**Task to carry out**
Update the material from the line containing "candle: [808, 361, 819, 382]" through the line containing "line-handle[interactable]: [1, 33, 10, 42]" by putting "price-bar" wherever "candle" appears, and give those lines back with nothing else changed.

**Raw data**
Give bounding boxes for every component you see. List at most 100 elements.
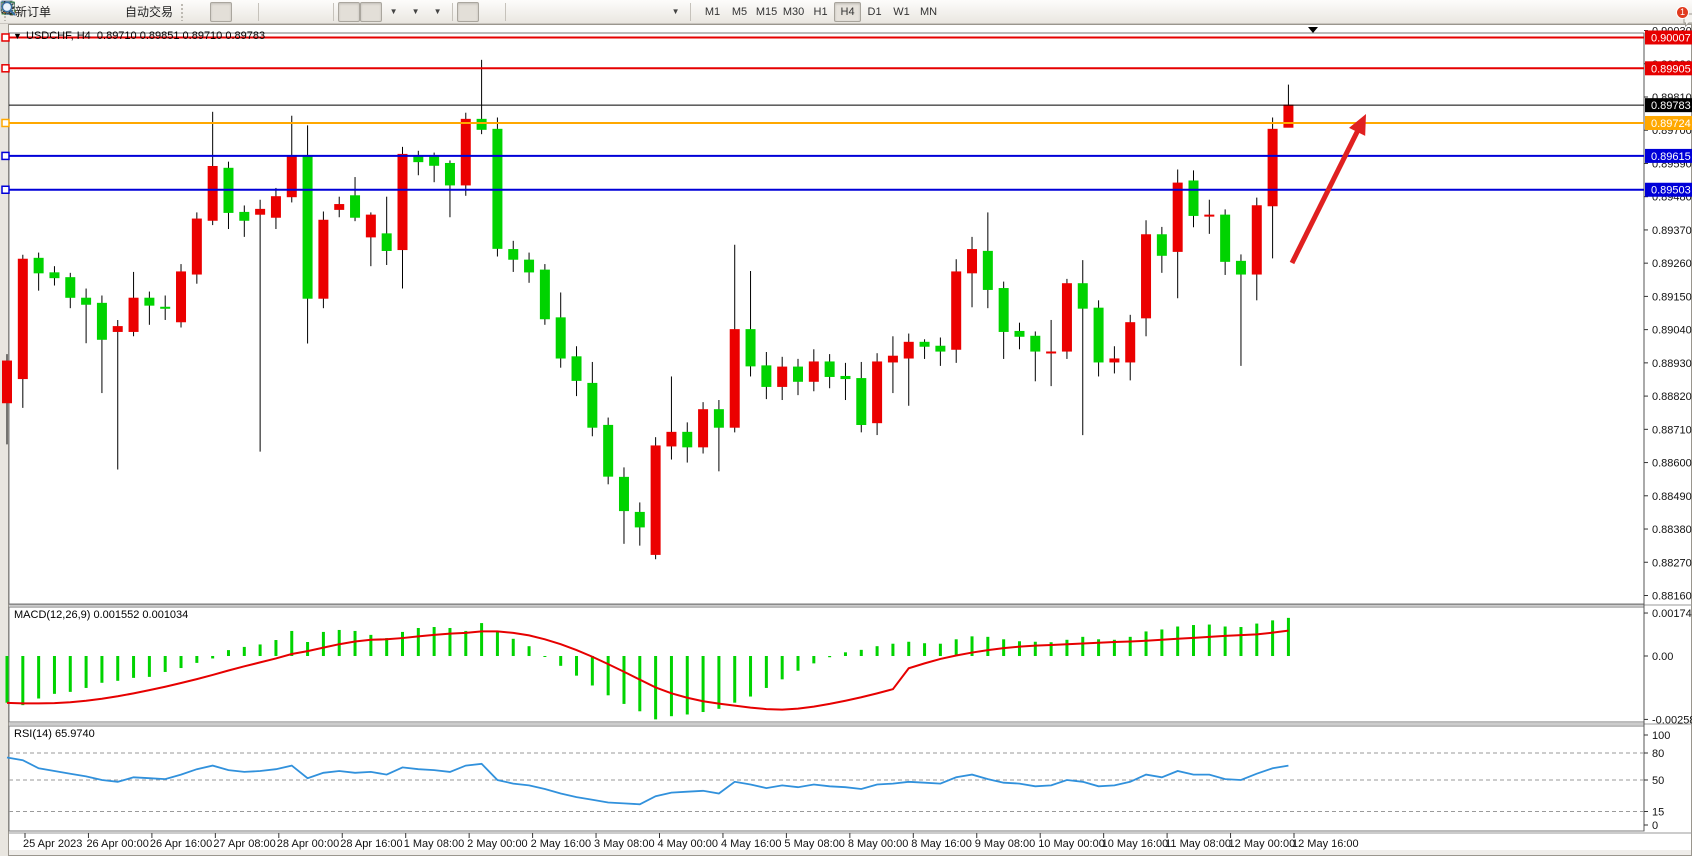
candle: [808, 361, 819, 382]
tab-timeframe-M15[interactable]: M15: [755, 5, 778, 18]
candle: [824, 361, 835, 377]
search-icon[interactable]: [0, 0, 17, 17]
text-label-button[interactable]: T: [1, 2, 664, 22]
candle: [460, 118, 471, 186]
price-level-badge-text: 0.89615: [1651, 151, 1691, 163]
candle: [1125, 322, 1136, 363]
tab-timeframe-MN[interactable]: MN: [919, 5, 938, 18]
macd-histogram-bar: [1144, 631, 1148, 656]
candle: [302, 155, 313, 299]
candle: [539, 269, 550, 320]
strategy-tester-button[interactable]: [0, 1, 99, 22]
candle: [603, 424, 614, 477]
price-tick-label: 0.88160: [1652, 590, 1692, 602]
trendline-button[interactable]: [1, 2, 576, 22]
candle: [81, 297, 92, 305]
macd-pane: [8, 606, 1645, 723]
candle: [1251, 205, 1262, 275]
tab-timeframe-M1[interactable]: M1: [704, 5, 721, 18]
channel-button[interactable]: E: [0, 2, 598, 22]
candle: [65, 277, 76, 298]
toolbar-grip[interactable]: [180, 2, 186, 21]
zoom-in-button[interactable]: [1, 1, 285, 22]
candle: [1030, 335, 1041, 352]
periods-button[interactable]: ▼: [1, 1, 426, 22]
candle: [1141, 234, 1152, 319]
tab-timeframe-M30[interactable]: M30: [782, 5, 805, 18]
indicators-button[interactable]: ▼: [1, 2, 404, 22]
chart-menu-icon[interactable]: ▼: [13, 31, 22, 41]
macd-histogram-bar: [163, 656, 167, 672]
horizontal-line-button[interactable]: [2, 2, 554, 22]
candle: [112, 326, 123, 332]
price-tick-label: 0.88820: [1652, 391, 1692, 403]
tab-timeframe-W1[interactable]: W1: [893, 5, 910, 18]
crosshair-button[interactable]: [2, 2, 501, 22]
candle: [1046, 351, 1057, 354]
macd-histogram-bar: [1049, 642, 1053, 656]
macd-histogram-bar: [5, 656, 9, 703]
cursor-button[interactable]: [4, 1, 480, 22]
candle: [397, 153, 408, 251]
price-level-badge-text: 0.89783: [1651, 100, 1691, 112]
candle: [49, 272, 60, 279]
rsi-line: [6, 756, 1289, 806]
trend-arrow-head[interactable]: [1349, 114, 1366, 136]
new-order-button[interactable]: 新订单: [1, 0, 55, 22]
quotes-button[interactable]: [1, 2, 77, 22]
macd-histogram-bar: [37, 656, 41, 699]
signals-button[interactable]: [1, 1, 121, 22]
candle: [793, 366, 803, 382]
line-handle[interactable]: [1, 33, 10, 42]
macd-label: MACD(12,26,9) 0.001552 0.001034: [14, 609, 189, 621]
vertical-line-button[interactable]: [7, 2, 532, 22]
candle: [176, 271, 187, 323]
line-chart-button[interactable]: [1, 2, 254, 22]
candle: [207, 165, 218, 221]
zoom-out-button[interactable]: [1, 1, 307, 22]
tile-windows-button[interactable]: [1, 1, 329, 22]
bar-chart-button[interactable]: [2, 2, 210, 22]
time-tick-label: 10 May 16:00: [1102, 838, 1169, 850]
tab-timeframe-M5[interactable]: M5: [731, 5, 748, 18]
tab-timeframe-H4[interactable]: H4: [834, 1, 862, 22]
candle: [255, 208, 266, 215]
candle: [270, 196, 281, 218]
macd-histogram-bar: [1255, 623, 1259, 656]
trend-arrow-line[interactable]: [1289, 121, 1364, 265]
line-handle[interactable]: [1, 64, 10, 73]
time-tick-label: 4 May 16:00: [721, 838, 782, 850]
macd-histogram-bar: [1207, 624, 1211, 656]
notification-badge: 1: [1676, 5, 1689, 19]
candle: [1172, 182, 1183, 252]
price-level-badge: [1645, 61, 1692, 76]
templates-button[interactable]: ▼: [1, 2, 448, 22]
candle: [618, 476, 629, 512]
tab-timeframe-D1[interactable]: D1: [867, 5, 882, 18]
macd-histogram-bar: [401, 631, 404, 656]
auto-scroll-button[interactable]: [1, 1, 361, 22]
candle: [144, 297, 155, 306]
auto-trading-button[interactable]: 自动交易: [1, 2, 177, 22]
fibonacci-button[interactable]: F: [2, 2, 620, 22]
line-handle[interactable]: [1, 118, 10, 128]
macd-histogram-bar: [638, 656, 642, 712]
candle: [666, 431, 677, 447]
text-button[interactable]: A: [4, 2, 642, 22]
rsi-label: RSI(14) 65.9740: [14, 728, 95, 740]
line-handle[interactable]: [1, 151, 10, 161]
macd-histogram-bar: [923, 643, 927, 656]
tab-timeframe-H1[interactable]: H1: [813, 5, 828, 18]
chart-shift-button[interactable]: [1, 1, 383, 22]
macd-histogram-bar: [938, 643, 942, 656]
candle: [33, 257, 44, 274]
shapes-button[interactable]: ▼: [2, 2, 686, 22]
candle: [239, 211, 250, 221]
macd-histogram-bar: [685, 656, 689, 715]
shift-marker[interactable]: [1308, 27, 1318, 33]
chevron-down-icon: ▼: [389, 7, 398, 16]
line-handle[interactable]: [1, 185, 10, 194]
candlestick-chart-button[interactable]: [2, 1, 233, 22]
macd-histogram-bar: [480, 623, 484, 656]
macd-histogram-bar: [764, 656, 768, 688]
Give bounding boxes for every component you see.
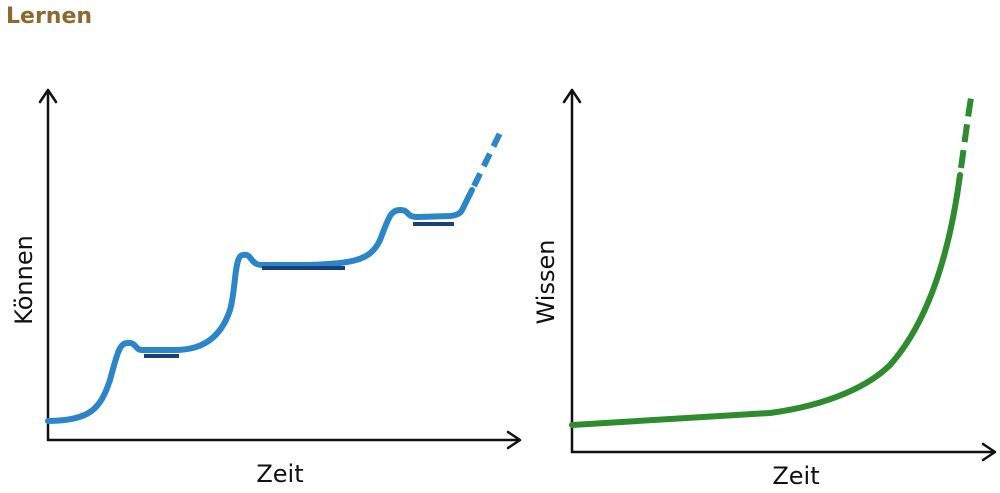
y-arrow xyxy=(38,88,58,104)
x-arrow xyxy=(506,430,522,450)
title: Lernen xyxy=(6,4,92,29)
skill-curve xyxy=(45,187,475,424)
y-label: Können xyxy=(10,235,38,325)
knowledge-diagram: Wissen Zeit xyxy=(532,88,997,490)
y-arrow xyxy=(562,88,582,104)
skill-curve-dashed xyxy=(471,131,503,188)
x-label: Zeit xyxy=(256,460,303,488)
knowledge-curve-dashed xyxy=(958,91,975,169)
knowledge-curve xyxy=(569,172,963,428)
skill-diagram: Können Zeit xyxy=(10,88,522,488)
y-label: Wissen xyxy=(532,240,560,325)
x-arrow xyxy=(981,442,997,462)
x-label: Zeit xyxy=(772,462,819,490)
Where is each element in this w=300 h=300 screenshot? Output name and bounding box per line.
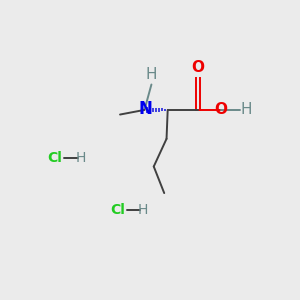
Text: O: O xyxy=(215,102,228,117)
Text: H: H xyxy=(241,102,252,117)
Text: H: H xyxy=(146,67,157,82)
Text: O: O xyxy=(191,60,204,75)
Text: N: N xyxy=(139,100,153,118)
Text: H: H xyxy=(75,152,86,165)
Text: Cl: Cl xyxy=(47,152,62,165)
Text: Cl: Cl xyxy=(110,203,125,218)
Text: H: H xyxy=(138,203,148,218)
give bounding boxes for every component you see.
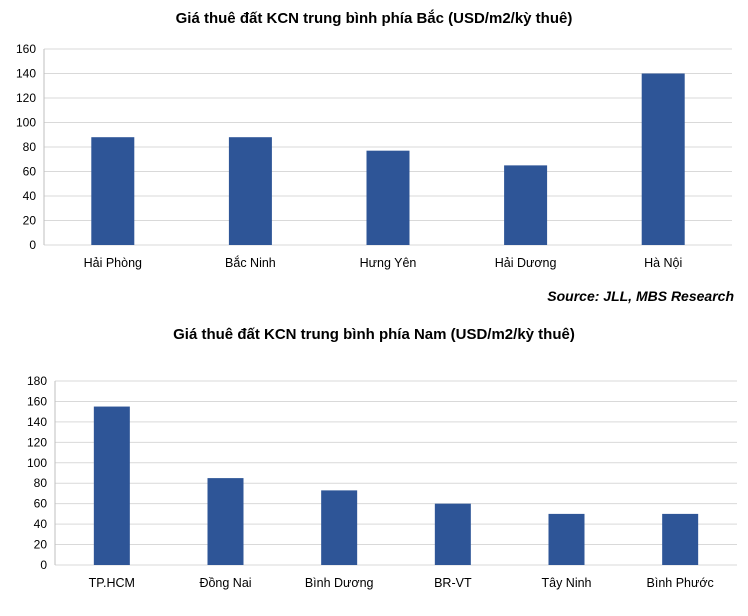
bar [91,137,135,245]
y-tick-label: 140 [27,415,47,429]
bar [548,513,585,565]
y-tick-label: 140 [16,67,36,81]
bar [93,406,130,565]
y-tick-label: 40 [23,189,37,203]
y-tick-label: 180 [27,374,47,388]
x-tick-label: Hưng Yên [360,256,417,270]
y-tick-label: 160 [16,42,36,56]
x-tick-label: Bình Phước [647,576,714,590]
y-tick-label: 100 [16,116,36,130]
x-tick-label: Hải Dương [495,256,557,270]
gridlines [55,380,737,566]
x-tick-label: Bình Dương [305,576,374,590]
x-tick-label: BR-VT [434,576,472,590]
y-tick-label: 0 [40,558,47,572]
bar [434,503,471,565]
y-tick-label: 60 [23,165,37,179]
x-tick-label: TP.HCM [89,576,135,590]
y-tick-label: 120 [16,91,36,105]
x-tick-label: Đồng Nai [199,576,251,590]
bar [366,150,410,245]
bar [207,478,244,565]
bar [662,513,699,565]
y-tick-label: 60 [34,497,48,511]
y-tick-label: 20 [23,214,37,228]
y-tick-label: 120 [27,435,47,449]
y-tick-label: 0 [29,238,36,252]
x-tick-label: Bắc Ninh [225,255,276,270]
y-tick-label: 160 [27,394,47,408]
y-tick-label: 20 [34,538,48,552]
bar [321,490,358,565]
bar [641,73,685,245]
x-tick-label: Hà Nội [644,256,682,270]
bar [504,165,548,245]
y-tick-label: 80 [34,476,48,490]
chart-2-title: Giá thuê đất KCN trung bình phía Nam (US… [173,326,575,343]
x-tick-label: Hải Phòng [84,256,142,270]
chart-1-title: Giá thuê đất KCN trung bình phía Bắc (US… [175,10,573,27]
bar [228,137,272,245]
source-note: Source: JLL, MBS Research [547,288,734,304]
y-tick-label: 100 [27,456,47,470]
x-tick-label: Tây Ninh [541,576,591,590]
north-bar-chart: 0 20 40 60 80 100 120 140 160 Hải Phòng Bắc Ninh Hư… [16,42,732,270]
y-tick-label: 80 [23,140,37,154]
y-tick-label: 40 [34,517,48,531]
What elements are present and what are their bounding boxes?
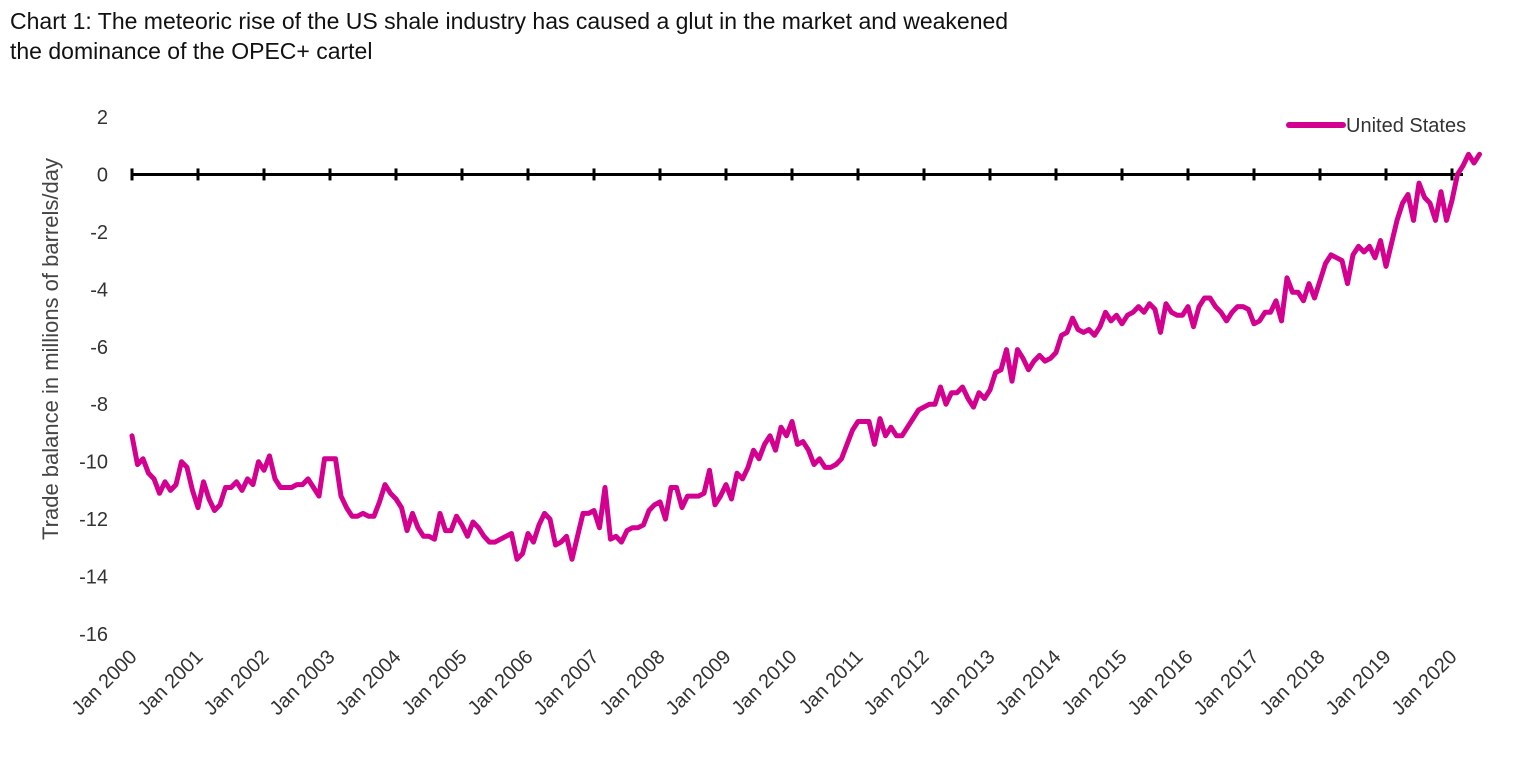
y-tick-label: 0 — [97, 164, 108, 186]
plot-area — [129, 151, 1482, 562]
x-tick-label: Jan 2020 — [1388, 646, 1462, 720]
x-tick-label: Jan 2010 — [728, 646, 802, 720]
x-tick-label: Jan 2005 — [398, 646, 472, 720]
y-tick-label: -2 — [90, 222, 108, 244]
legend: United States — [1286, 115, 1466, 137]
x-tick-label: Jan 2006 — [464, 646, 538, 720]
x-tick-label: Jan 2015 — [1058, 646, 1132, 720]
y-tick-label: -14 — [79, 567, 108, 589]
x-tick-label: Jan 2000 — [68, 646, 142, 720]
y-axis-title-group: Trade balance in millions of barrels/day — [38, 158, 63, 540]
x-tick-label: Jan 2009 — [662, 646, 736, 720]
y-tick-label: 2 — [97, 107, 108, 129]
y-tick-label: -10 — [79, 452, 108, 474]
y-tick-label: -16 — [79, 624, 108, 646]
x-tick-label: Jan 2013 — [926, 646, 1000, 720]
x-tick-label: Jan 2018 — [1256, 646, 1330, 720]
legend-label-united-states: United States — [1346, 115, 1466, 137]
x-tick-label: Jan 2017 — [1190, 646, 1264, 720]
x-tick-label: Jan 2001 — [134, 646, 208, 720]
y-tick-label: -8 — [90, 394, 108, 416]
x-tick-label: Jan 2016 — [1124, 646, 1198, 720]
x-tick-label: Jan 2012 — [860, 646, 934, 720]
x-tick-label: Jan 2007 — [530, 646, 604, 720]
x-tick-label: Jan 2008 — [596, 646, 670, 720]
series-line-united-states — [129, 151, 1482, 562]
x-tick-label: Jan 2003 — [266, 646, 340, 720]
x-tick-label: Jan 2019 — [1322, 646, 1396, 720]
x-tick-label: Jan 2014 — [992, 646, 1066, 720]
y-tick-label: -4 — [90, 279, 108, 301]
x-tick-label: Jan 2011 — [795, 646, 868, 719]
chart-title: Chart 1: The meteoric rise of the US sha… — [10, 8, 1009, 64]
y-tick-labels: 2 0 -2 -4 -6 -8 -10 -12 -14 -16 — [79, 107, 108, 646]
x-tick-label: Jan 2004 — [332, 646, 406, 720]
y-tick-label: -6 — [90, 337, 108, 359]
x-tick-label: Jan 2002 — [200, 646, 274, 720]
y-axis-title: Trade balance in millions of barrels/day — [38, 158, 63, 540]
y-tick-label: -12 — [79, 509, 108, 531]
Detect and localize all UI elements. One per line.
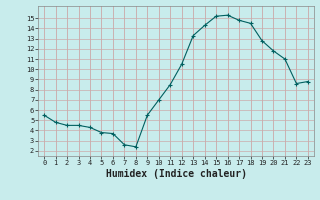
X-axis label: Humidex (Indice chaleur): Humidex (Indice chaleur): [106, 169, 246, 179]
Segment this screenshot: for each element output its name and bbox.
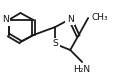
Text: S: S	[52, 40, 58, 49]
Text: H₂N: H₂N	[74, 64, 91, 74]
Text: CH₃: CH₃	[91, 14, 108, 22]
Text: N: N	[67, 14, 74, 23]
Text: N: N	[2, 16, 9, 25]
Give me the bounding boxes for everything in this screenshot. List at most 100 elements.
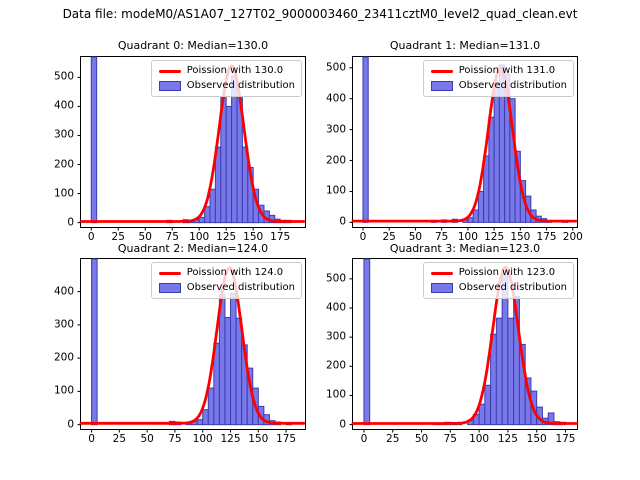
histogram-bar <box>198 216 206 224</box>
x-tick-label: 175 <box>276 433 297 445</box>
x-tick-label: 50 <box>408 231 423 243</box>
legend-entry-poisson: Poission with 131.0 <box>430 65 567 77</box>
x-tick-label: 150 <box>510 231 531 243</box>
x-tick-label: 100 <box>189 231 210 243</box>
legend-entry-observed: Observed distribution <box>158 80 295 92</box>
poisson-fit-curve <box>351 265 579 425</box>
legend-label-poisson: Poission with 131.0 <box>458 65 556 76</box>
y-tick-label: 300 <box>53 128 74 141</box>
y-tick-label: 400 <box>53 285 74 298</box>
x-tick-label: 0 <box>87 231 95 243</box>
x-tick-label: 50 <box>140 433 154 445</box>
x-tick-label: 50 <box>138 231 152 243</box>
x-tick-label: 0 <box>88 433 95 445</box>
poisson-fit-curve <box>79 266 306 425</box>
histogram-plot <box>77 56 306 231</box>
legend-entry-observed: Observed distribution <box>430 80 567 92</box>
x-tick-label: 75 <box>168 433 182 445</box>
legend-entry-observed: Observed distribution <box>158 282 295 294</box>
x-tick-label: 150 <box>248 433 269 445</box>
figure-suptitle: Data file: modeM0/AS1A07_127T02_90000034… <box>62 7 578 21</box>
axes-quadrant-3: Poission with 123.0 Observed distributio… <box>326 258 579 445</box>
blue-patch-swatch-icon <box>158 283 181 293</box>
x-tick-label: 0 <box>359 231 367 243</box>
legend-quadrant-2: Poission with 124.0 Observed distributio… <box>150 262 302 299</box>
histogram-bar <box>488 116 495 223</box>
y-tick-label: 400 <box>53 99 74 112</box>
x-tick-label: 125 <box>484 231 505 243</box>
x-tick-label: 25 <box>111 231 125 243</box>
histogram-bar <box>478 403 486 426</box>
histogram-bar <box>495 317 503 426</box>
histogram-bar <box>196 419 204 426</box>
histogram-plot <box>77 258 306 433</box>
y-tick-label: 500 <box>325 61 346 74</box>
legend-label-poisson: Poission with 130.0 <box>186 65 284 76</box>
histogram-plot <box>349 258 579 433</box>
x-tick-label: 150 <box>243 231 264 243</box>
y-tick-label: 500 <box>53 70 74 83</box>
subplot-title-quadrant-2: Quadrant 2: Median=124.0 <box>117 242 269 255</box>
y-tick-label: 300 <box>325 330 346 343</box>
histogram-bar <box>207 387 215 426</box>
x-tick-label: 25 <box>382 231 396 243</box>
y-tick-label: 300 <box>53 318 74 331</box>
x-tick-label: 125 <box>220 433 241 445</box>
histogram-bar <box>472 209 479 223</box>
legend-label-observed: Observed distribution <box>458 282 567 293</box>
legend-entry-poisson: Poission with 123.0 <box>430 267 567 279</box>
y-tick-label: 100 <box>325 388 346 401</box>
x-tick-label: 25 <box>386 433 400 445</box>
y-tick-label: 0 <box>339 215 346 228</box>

**Task response**
price-bar: [808, 361, 819, 382]
tab-timeframe-M15[interactable]: M15: [755, 5, 778, 18]
price-bar: [824, 361, 835, 377]
search-icon[interactable]: [0, 0, 17, 17]
text-label-button[interactable]: T: [1, 2, 664, 22]
price-bar: [460, 118, 471, 186]
price-level-badge-text: 0.89615: [1651, 151, 1691, 163]
price-bar: [1125, 322, 1136, 363]
tab-timeframe-MN[interactable]: MN: [919, 5, 938, 18]
macd-histogram-bar: [1144, 631, 1148, 656]
price-bar: [302, 155, 313, 299]
price-bar: [539, 269, 550, 320]
strategy-tester-button[interactable]: [0, 1, 99, 22]
price-bar: [603, 424, 614, 477]
price-tick-label: 0.88160: [1652, 590, 1692, 602]
trendline-button[interactable]: [1, 2, 576, 22]
price-bar: [81, 297, 92, 305]
macd-pane: [8, 606, 1645, 723]
price-bar: [1251, 205, 1262, 275]
tab-timeframe-M1[interactable]: M1: [704, 5, 721, 18]
channel-button[interactable]: E: [0, 2, 598, 22]
price-bar: [65, 277, 76, 298]
toolbar-grip[interactable]: [180, 2, 186, 21]
zoom-in-button[interactable]: [1, 1, 285, 22]
price-bar: [1030, 335, 1041, 352]
periods-button[interactable]: ▼: [1, 1, 426, 22]
price-bar: [1141, 234, 1152, 319]
tab-timeframe-M30[interactable]: M30: [782, 5, 805, 18]
indicators-button[interactable]: ▼: [1, 2, 404, 22]
chart-menu-icon[interactable]: ▼: [13, 31, 22, 41]
macd-histogram-bar: [163, 656, 167, 672]
horizontal-line-button[interactable]: [2, 2, 554, 22]
price-bar: [112, 326, 123, 332]
price-tick-label: 0.88820: [1652, 391, 1692, 403]
tab-timeframe-W1[interactable]: W1: [893, 5, 910, 18]
crosshair-button[interactable]: [2, 2, 501, 22]
price-bar: [1046, 351, 1057, 354]
macd-histogram-bar: [1049, 642, 1053, 656]
macd-histogram-bar: [5, 656, 9, 703]
cursor-button[interactable]: [4, 1, 480, 22]
price-bar: [397, 153, 408, 251]
price-level-badge-text: 0.89783: [1651, 100, 1691, 112]
price-bar: [49, 272, 60, 279]
rsi-line: [6, 756, 1289, 806]
trend-arrow-head[interactable]: [1349, 114, 1366, 136]
new-order-button[interactable]: 新订单: [1, 0, 55, 22]
quotes-button[interactable]: [1, 2, 77, 22]
macd-histogram-bar: [37, 656, 41, 699]
signals-button[interactable]: [1, 1, 121, 22]
price-bar: [793, 366, 803, 382]
line-handle[interactable]: [1, 33, 10, 42]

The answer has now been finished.